"""
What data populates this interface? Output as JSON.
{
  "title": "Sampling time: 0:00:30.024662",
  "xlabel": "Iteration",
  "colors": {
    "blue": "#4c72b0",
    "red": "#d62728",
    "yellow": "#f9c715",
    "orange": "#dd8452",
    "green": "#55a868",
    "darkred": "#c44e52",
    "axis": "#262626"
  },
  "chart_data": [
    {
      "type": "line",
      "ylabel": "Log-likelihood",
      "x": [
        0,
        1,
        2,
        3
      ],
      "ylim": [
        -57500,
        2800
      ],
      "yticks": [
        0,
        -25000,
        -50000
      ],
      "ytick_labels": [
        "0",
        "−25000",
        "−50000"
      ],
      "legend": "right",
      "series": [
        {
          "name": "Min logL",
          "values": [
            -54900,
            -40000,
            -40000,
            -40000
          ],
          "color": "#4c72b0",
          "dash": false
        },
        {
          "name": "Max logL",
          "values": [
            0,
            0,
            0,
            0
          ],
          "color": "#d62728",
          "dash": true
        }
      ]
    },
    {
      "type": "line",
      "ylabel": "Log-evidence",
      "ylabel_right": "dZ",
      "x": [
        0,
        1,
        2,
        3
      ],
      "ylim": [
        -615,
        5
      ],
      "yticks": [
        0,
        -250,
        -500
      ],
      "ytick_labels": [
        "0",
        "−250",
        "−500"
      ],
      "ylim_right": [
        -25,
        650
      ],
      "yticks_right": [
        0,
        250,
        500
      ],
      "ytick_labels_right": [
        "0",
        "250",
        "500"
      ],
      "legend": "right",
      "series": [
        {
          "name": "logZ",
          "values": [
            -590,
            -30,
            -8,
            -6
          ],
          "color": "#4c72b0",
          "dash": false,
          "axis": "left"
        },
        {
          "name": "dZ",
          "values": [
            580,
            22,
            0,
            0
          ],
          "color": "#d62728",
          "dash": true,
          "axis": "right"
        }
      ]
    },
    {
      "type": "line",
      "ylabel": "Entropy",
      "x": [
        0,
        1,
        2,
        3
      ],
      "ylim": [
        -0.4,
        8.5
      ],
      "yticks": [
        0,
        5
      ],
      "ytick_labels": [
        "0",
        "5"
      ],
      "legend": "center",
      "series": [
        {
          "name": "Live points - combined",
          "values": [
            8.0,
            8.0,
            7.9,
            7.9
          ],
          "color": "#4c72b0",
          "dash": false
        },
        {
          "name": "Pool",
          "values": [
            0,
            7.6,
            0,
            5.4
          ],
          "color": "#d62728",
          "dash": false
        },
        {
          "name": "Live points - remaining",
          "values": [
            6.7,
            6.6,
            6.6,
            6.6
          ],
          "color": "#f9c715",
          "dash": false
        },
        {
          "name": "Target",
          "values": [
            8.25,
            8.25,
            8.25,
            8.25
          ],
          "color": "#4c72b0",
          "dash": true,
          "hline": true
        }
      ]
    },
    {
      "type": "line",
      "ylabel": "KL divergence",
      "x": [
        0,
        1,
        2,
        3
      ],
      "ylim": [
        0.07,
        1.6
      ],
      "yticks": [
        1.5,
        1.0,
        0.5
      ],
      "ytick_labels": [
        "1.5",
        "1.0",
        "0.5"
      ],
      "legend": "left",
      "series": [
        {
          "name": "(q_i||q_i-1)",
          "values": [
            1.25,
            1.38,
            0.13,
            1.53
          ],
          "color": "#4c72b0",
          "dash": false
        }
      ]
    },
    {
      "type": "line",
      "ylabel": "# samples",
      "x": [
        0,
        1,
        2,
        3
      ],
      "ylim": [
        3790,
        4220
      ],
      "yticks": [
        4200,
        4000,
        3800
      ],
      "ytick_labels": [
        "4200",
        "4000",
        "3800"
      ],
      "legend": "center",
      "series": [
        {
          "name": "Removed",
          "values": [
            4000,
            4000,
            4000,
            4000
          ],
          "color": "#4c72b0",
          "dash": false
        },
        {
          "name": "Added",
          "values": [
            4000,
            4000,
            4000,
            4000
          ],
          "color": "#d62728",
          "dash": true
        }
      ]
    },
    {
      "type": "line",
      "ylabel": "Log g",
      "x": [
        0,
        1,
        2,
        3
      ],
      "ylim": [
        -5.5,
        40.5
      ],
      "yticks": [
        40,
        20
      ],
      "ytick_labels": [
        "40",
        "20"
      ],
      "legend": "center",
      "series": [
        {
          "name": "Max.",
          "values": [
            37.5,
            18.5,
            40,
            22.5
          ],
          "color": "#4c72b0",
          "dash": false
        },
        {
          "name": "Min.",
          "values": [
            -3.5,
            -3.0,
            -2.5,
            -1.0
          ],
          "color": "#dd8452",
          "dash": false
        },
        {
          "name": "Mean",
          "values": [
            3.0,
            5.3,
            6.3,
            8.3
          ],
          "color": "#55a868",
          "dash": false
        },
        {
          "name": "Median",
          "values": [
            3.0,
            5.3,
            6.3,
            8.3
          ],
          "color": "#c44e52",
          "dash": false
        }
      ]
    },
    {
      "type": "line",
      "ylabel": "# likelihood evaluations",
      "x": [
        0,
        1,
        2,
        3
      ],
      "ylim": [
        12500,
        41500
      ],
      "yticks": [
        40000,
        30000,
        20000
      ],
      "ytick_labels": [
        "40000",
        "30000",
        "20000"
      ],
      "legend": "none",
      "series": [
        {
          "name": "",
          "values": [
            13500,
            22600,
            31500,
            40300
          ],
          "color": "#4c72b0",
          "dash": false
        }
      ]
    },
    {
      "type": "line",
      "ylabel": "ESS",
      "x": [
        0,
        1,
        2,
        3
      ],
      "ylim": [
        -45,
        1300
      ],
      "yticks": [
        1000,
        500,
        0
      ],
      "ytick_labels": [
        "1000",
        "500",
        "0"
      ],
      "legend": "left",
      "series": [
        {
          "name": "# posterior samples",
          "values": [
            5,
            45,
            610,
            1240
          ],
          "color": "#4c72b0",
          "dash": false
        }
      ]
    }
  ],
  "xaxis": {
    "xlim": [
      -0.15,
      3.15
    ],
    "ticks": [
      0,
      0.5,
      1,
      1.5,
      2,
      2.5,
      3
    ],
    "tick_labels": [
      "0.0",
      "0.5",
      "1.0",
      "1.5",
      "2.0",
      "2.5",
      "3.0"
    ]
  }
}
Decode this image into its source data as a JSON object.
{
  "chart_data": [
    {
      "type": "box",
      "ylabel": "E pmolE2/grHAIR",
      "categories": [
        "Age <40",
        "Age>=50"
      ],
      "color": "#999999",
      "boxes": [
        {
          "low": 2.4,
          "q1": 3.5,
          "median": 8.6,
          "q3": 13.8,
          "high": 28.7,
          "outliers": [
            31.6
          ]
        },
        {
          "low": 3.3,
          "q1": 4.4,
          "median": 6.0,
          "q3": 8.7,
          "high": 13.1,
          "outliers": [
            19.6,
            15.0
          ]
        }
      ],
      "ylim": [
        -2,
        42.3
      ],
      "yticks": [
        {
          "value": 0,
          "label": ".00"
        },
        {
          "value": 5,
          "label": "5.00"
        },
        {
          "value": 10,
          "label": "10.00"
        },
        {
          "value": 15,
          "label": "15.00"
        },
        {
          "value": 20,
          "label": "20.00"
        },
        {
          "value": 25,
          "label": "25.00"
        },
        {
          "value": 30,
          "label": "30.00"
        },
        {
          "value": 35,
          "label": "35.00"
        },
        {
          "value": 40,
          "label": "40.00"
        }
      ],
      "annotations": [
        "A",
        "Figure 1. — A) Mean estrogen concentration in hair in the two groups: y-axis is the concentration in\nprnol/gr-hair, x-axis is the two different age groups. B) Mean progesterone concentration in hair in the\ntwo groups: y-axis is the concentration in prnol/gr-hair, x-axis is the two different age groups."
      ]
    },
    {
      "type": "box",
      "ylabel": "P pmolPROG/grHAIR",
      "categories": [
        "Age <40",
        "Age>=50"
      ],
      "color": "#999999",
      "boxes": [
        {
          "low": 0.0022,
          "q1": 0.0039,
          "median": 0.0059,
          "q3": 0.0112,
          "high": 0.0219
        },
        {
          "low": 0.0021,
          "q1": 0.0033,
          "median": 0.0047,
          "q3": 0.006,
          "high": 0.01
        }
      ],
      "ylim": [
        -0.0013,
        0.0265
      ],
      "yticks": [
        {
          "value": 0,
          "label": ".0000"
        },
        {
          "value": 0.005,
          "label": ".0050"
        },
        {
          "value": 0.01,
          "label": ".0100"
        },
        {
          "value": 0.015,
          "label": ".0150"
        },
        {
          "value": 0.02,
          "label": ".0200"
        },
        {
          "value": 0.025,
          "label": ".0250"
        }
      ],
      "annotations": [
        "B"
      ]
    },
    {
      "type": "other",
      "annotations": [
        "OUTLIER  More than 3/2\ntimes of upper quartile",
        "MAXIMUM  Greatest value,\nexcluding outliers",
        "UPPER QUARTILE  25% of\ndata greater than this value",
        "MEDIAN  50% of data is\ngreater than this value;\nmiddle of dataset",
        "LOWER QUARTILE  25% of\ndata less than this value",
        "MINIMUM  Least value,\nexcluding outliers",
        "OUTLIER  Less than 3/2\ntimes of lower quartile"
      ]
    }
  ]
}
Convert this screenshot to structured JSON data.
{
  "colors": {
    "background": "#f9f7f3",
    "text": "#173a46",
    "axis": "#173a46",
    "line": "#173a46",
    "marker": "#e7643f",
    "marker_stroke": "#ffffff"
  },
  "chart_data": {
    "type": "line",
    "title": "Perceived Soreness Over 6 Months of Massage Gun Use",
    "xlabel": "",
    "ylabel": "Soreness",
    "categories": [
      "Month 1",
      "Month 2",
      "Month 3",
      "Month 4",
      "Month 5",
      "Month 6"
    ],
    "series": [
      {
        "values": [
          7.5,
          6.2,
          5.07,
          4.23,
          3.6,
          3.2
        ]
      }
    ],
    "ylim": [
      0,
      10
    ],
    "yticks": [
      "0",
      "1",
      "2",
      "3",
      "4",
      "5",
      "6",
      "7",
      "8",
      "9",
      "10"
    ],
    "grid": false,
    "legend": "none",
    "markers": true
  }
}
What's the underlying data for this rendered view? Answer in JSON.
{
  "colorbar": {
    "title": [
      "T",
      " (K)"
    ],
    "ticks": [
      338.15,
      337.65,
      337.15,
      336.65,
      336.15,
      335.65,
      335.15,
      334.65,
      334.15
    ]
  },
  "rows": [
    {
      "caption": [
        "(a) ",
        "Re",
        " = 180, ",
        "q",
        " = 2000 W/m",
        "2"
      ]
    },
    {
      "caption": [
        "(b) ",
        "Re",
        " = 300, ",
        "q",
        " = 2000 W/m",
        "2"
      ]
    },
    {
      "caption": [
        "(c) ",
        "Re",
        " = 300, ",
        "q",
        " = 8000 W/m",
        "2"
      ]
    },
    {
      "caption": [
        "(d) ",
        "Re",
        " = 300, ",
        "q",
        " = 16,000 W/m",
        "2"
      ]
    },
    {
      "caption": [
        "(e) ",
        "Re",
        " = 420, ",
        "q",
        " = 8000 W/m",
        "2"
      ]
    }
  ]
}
"""
PROBLEM REQUIREMENTS →
Read the entries and pick out all lines that include the word "grHAIR".

RESPONSE TO THE TASK →
      "ylabel": "E pmolE2/grHAIR",
      "ylabel": "P pmolPROG/grHAIR",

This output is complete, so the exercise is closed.